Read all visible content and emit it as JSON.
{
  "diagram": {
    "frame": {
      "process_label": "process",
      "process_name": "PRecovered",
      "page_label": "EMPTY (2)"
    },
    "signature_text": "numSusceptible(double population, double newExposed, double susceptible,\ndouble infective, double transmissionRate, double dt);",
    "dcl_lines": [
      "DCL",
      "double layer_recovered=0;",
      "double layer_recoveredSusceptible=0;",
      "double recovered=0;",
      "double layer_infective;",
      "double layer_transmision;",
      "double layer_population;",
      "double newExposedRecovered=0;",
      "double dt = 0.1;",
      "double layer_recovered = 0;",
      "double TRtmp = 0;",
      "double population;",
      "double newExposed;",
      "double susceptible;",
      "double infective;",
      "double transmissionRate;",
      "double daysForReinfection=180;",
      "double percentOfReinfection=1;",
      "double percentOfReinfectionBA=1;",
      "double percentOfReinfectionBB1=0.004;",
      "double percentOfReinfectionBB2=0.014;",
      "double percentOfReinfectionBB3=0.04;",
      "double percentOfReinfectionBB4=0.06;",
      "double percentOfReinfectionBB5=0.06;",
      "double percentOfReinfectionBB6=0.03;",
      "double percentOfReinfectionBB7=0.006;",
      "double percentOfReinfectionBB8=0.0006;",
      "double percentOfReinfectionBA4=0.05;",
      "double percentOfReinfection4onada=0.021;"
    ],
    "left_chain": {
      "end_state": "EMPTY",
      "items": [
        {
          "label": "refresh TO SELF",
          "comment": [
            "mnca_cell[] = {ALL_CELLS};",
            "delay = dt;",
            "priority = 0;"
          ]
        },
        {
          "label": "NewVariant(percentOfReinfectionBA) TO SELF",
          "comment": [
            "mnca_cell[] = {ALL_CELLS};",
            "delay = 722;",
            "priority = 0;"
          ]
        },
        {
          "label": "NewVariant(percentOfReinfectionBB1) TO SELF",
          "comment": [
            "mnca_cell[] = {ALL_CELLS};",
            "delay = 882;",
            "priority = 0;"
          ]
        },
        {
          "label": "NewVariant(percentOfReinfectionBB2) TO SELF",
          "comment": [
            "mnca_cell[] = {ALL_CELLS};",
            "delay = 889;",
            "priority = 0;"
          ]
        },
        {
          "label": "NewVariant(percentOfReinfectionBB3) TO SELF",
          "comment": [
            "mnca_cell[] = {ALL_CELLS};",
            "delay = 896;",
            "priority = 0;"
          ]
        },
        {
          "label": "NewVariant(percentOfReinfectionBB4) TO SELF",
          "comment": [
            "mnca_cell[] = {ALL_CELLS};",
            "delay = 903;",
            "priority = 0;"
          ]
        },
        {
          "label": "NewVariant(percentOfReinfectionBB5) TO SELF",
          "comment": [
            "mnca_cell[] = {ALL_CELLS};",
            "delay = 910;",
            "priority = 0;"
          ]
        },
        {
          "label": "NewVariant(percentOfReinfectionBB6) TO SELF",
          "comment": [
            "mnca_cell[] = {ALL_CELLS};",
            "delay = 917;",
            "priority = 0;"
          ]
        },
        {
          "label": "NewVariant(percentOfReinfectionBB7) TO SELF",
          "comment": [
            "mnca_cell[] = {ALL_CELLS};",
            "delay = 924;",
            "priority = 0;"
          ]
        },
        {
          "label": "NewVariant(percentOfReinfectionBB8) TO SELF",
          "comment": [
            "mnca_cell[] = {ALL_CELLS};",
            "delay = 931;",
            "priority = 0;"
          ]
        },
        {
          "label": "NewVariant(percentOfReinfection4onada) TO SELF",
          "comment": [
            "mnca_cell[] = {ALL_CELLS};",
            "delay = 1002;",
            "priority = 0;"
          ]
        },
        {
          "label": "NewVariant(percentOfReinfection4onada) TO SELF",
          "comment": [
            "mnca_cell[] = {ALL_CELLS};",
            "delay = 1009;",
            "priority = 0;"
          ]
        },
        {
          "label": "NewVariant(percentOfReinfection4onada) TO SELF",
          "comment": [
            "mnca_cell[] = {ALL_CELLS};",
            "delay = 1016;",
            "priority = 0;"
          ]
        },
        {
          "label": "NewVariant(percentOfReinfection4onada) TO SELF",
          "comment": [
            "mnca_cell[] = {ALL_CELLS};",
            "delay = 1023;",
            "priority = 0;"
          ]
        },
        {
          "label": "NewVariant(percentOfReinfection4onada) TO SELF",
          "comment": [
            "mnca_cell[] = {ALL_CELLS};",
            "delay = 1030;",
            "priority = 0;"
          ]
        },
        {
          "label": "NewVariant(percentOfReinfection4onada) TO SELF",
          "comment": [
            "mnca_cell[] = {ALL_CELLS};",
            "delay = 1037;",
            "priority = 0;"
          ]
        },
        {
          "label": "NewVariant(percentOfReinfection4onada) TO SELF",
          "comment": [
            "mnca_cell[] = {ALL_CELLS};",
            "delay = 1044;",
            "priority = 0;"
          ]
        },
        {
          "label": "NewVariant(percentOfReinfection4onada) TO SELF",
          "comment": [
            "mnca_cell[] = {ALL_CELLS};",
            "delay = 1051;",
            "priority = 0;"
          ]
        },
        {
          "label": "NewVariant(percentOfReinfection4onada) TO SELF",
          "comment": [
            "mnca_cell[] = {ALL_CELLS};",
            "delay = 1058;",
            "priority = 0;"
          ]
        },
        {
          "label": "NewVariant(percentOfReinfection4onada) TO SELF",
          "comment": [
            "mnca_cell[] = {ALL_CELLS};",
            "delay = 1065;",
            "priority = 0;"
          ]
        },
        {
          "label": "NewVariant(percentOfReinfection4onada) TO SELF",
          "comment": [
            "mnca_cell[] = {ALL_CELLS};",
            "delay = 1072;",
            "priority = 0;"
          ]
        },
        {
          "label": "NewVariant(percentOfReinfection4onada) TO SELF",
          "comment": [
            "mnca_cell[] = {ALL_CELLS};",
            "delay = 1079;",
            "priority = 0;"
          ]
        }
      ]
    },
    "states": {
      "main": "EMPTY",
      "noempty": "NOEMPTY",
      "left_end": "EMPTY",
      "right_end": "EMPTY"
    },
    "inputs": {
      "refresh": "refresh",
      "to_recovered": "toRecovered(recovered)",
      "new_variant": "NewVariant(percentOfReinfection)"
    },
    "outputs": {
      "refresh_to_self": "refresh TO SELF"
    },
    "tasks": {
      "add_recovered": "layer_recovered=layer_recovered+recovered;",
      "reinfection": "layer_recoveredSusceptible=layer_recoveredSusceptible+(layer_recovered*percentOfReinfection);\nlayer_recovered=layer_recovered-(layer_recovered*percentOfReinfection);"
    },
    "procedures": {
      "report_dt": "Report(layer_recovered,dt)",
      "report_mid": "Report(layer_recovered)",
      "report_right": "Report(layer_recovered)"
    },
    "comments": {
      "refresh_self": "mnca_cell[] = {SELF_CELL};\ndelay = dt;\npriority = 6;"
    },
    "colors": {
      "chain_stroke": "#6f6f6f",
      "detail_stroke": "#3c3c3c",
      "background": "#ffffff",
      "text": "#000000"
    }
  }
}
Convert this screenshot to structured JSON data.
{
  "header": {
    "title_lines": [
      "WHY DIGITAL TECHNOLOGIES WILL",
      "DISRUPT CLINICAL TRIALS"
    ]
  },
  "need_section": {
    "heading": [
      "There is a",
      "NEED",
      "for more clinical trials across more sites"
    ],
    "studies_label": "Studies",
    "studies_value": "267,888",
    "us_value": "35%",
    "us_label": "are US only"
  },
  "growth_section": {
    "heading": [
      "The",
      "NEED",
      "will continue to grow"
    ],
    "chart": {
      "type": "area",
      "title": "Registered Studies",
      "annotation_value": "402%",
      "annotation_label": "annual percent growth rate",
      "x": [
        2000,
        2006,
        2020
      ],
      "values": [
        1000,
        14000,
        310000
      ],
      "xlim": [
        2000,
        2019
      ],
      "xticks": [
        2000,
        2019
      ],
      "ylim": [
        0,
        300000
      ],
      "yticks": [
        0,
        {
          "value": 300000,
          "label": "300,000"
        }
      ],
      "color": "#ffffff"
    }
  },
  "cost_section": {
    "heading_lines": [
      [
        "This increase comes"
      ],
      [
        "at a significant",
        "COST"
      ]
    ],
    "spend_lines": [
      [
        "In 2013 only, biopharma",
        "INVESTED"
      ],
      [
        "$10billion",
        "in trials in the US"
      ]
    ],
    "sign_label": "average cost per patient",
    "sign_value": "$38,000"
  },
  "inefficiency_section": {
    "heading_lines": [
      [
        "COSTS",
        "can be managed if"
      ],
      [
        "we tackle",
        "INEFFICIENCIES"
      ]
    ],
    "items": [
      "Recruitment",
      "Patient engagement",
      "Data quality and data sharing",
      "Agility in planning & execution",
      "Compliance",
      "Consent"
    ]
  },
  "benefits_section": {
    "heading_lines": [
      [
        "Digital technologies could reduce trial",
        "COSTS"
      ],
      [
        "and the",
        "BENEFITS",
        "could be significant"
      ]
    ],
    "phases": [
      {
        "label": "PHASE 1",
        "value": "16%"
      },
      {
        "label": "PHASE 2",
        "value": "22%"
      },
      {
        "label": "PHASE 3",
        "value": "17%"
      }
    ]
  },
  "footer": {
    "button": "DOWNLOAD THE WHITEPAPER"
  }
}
====
▸ **Problem details**
Show the lines where the word "transmissionRate" appears in the entries.

▸ **Problem solution**
    "signature_text": "numSusceptible(double population, double newExposed, double susceptible,\ndouble infective, double transmissionRate, double dt);",
      "double transmissionRate;",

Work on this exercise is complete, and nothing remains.